**DOCUMENT TEXT**:
§
The timeframe is achievable.
He admits that the gains are fragile but regards that as another reason to stay the course.
Anything less would expose the provinces deep, isolated valleys to the re-emergence of the Taliban and a blood bath of reprisals.
The story is being repeated across the country and some seven provinces are almost ready to transition to local security control.
Australian special-forces are now fanning out into neighbouring provinces of Helmand and Kandahar to take the fight up to the bomb makers and commanders who run the deadly insurgency. And they are having great deal of success.
“Towns in Kandahar and Helmand provinces are now bustling with traders and entrepreneurs,” Maj-Gen Campbell said.
Such an outcome would have been inconceivable 12 months ago, but the gains could be reversed overnight if the political leaders of NATO and the Coalition lose their bottle and go home.
If that happened the country would soon fall back under the control of the Taliban and a disparate bunch of war lords, drug lords and other assorted bandits. It would once again be a training ground for Islamic militants hell bent on spreading violence and hate to places such as Bali, London, Madrid and elsewhere.
§
**GOAL**: Extend the piece above on the war effort in Afghanistan, starting after its last sentence.
§
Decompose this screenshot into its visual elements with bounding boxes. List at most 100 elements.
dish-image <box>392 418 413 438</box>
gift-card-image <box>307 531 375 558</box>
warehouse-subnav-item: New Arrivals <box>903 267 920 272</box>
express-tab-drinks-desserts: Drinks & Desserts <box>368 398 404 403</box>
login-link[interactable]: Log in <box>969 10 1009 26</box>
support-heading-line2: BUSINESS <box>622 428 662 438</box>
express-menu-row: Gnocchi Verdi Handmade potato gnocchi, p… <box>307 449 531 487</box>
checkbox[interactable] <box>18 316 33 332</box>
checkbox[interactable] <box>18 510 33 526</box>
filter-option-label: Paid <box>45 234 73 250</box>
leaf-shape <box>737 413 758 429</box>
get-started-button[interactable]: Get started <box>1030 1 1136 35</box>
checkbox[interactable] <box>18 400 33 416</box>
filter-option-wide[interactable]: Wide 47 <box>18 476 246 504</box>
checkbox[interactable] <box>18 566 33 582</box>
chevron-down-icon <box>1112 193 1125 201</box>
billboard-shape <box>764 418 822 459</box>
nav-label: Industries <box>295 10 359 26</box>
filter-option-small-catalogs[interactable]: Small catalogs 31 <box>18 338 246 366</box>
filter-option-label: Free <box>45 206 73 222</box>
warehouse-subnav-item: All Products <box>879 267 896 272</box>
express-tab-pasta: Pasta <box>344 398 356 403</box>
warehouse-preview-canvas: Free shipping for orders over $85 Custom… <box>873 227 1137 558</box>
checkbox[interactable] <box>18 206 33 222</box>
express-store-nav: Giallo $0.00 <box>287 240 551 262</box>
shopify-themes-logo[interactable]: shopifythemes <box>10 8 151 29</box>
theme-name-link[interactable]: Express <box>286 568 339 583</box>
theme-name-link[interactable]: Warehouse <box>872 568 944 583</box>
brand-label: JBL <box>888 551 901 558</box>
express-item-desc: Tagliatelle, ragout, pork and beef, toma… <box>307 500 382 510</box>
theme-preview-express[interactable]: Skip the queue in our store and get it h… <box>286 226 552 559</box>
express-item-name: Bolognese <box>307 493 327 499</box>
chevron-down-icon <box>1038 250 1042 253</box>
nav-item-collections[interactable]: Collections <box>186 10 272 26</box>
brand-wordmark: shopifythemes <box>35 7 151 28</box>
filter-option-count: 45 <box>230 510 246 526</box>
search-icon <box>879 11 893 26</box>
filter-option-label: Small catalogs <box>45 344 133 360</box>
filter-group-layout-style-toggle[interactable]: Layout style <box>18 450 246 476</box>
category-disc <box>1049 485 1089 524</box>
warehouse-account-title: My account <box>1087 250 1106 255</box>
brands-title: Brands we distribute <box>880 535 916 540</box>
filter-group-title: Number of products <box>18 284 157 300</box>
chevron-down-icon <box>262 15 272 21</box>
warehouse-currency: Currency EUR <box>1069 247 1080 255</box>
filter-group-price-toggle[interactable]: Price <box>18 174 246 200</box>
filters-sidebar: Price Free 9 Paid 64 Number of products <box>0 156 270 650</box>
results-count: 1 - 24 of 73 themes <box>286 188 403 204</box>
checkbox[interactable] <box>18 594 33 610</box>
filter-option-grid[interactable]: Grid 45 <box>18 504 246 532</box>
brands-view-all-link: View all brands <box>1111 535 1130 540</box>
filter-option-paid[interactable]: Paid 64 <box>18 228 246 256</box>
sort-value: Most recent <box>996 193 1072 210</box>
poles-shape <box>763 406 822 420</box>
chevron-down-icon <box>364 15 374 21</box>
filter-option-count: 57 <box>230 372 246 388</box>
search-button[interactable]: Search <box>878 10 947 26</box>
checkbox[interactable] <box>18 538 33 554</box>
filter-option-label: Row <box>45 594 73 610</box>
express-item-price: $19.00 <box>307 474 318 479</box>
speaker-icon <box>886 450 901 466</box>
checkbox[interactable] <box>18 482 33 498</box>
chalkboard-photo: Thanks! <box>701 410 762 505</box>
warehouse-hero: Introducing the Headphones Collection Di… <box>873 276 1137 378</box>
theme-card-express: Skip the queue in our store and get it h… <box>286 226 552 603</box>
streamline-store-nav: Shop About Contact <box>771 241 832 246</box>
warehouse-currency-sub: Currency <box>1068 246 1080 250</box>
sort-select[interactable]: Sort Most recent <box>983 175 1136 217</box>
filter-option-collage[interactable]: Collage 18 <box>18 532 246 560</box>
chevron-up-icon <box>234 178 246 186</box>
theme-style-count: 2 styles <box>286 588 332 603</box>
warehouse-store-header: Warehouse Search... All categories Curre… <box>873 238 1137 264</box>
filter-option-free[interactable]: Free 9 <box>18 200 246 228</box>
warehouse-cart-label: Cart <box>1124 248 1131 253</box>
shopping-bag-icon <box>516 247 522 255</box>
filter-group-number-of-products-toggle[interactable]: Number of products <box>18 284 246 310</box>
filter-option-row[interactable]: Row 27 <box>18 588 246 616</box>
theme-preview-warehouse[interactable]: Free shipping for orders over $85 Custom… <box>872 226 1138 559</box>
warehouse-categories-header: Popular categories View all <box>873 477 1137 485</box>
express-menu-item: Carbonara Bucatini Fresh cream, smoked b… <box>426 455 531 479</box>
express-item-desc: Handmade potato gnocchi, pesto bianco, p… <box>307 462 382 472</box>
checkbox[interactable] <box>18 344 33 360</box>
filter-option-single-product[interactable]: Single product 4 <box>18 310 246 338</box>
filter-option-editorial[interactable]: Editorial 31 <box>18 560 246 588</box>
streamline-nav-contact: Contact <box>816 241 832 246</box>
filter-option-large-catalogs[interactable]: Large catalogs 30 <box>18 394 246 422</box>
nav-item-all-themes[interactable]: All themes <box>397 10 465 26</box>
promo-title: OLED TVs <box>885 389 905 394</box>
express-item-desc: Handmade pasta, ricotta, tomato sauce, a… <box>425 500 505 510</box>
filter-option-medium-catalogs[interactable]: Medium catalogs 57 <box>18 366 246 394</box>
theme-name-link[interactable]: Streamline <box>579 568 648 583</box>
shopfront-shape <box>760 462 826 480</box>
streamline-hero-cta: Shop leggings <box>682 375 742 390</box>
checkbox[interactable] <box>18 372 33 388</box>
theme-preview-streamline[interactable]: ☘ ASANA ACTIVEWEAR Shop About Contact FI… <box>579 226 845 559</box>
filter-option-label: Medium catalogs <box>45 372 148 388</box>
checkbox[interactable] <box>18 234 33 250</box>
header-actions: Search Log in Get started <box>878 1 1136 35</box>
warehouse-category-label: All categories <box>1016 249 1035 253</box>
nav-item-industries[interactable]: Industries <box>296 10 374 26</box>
§
**FINAL ANSWER**:
This is a high stakes campaign where comparisons to previous wars such as Vietnam are pointless and wrong.
Not one Australian was killed by a single terrorist trained in Vietnam, but 501 of our young people died in America’s fruitless war against the spread of communism.
More than 100 Australians have been killed by Islamic terrorists around the globe and so far 27 volunteer soldiers have died taking the fight up to this cowardly, fanatical enemy.
If we withdraw before the job is finished then the sacrifice of these 27 brave young Australians, including four this past week, and more than 170 more badly hurt and maimed would have been in vain and that would be a tragedy.
We honour the memory of the fallen by standing firm and to keep our country and our children safe we must persevere in Afghanistan - and that will involve further sacrifice.